> WORK REQUIRED:
Echo, character for character, everything from the line containing "bar-segment: [165, 382, 268, 437]" down to the line containing "bar-segment: [278, 277, 381, 383]", with both of those lines included.

[Entries contained in a dataset]
* * *

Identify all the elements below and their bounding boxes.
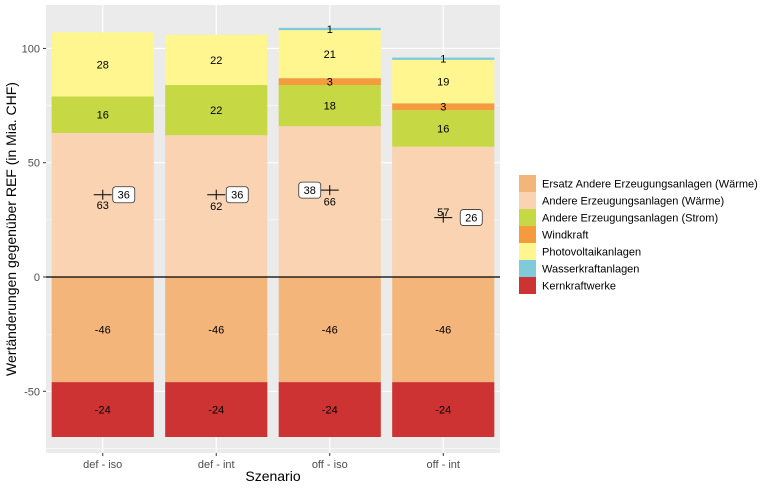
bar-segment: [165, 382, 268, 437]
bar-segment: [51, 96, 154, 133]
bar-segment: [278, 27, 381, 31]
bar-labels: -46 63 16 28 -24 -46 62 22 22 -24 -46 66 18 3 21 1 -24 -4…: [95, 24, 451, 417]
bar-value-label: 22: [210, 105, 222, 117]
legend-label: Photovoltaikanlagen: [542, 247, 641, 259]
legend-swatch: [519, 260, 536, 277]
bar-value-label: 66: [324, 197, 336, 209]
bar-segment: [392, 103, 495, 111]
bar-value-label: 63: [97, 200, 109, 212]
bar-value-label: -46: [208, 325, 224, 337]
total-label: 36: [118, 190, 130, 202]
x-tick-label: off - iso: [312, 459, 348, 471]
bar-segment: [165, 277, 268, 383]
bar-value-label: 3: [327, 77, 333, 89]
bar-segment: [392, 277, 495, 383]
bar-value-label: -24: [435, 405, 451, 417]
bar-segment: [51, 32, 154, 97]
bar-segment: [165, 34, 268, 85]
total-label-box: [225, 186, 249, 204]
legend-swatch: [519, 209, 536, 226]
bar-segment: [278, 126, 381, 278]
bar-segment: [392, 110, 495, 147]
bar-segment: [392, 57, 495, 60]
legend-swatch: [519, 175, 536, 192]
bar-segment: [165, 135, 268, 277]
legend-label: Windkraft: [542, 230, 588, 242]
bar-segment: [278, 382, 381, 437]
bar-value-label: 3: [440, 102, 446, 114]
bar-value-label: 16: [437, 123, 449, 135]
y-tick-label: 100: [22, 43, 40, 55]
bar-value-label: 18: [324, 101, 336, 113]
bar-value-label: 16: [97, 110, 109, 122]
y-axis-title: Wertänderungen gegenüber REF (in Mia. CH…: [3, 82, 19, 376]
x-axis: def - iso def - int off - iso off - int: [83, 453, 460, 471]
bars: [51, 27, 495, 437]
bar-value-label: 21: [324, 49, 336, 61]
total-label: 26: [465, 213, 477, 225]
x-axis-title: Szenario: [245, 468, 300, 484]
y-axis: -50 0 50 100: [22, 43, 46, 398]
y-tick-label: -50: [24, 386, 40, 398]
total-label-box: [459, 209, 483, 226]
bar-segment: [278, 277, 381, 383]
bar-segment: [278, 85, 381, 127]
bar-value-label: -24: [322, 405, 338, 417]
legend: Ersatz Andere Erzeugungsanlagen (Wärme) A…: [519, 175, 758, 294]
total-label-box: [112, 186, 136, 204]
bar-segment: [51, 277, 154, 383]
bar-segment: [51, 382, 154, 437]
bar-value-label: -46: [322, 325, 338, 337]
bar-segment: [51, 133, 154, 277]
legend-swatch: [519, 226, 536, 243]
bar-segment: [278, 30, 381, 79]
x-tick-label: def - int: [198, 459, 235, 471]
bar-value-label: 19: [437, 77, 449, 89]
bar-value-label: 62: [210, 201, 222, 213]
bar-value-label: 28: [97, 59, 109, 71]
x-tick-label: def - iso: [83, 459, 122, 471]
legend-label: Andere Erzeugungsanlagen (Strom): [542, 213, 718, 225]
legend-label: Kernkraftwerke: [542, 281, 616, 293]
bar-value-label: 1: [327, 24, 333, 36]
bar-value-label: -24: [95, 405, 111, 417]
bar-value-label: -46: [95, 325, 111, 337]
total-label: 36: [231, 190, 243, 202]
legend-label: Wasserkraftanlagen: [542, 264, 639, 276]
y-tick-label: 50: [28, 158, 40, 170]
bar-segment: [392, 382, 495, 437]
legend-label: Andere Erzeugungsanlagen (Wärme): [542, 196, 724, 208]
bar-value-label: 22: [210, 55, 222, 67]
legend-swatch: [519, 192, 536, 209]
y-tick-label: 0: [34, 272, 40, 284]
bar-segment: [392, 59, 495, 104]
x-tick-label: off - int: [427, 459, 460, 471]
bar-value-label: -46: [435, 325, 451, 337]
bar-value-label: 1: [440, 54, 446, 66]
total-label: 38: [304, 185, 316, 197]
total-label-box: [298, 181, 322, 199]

* * *

> RESPONSE:
bar-segment: [165, 382, 268, 437]
bar-segment: [51, 96, 154, 133]
bar-segment: [278, 27, 381, 31]
bar-labels: -46 63 16 28 -24 -46 62 22 22 -24 -46 66 18 3 21 1 -24 -4…: [95, 24, 451, 417]
bar-value-label: 22: [210, 105, 222, 117]
legend-label: Photovoltaikanlagen: [542, 247, 641, 259]
legend-swatch: [519, 260, 536, 277]
bar-value-label: 66: [324, 197, 336, 209]
bar-segment: [392, 103, 495, 111]
bar-value-label: 63: [97, 200, 109, 212]
bar-value-label: -46: [208, 325, 224, 337]
total-label: 36: [118, 190, 130, 202]
x-tick-label: off - iso: [312, 459, 348, 471]
bar-segment: [165, 277, 268, 383]
bar-value-label: 3: [327, 77, 333, 89]
bar-segment: [392, 277, 495, 383]
bar-value-label: -24: [435, 405, 451, 417]
bar-segment: [51, 32, 154, 97]
bar-segment: [165, 34, 268, 85]
total-label-box: [225, 186, 249, 204]
legend-swatch: [519, 209, 536, 226]
bar-segment: [278, 126, 381, 278]
bar-segment: [392, 110, 495, 147]
bar-segment: [392, 57, 495, 60]
legend-swatch: [519, 175, 536, 192]
bar-segment: [165, 135, 268, 277]
legend-label: Windkraft: [542, 230, 588, 242]
bar-segment: [278, 382, 381, 437]
bar-value-label: 3: [440, 102, 446, 114]
bar-value-label: 16: [437, 123, 449, 135]
y-tick-label: 100: [22, 43, 40, 55]
bar-value-label: 18: [324, 101, 336, 113]
bar-value-label: 16: [97, 110, 109, 122]
y-axis-title: Wertänderungen gegenüber REF (in Mia. CH…: [3, 82, 19, 376]
x-axis: def - iso def - int off - iso off - int: [83, 453, 460, 471]
bars: [51, 27, 495, 437]
bar-value-label: 21: [324, 49, 336, 61]
total-label: 26: [465, 213, 477, 225]
x-axis-title: Szenario: [245, 468, 300, 484]
y-axis: -50 0 50 100: [22, 43, 46, 398]
y-tick-label: -50: [24, 386, 40, 398]
total-label-box: [459, 209, 483, 226]
bar-segment: [278, 277, 381, 383]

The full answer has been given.